Clinicians and others who see patients who have an extremely successful track record of enabling the recovery and flourishing of many patients, consistently, over a period of time.
Similar to 2, clinics or centres that have such an extremely successful track record.
I'm focused initially on finding these groups, and first on group 1. Although I have nothing but the utmost respect for people who are going through their own process of wrestling with psychiatric crises, I do think there is something unique to be learned from people who are at the point where they are thriving and no longer seemingly at risk of destabilising crises; and there may be things they have in common. Similarly, many people have tried to initiate reforms to change the system one way or the other and I have been learning important things from them, including in case studies I'm ongoingly investigating, but there is something unique to be learned about the extremely small minority of people and contexts that seem to be able to consistently cause transformations in the people they serve. Even if only a handful of such people and clinics exist in the world I think it is important to find them.
And then? Once there's a group of 'success stories', then what?
Well, Cedric Chin has some more advice for what to do, for discovering the nature of expertise in an unstructured domain. He prescribes a kind of interview which draws out details about the nature of expertise without imposing pre-determined assumptions about the shape of such expertise, or the level of abstraction on which it exists. I intend to do some. It may be the case that a generalisable 'theory of change' about how people encounter and go through psychiatric crises is not the right unit of analysis at all, and some other level of abstraction is more helpful. It is almost certain that there are skills that experts learn by experiencing a variety of different 'cases' and comparing them, that cannot be generalised easily into a unified theory. I don't know the answer to these considerations, but 'learn about the nature of contextual expertise held by people who have been successful at encountering psychiatric crises, either themselves as individuals, or repeatably as clinicians' seems like a useful start.

- **Dataset excerpts**
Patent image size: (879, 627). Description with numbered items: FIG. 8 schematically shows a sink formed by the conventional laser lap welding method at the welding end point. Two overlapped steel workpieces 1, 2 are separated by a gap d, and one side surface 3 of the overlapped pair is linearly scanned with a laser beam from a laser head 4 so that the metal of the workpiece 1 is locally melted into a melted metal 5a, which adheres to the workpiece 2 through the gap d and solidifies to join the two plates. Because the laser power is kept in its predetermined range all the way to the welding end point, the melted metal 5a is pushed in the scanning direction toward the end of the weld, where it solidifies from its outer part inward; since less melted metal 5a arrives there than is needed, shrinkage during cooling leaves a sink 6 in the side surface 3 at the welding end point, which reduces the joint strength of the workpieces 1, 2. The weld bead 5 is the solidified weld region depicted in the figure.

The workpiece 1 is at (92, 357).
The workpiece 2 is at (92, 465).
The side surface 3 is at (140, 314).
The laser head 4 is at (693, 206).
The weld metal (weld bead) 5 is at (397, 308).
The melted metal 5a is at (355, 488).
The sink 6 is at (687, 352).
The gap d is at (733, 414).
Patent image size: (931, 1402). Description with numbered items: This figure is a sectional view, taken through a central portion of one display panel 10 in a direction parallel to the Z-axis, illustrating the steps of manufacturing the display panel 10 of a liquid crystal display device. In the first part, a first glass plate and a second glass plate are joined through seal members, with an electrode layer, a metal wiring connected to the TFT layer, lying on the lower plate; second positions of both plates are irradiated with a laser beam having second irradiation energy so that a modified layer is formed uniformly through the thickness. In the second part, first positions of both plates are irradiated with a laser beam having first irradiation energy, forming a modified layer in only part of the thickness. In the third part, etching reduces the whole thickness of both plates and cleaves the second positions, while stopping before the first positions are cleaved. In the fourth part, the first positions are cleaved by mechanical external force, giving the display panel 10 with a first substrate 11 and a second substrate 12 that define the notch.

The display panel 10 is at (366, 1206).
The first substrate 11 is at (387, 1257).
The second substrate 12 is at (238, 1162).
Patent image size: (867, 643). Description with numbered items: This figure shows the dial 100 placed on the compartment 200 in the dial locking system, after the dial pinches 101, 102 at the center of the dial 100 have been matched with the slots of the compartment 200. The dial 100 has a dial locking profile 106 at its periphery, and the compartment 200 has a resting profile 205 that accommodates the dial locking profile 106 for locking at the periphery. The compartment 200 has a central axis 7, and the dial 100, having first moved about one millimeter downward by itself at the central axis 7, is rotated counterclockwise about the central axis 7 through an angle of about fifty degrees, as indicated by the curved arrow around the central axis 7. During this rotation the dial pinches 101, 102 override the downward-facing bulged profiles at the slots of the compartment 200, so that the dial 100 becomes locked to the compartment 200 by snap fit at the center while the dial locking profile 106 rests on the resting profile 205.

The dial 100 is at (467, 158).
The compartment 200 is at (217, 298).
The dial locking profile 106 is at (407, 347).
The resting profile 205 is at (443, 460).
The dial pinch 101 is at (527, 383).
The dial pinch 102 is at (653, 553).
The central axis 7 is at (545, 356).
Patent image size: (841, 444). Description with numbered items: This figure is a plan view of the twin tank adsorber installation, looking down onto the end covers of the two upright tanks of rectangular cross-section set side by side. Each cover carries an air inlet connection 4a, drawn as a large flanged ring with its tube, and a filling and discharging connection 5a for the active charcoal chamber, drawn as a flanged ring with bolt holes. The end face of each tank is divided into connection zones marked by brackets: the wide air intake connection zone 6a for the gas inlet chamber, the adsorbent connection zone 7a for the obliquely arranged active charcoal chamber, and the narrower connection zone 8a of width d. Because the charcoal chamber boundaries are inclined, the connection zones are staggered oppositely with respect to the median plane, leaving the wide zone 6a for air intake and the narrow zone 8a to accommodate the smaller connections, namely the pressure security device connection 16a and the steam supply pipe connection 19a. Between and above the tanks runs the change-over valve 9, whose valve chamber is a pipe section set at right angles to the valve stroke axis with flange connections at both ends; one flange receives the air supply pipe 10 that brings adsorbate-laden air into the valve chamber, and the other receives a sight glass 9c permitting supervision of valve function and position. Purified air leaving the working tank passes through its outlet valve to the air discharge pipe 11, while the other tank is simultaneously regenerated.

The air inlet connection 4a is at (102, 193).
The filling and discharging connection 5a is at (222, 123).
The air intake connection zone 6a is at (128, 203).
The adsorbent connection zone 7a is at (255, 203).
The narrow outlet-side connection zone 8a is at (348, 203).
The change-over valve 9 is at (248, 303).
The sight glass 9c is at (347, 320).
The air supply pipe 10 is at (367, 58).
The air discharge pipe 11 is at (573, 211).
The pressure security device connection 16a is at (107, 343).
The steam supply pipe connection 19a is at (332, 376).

- **Instructions to follow**
Copy out the passage on recovery from psychiatric crises word for word, starting at "Clinicians and others" and ending at "successful track record.". The records have nothing to do with what you're asked here.

- **Solution to the exercise**
Clinicians and others who see patients who have an extremely successful track record of enabling the recovery and flourishing of many patients, consistently, over a period of time.
Similar to 2, clinics or centres that have such an extremely successful track record.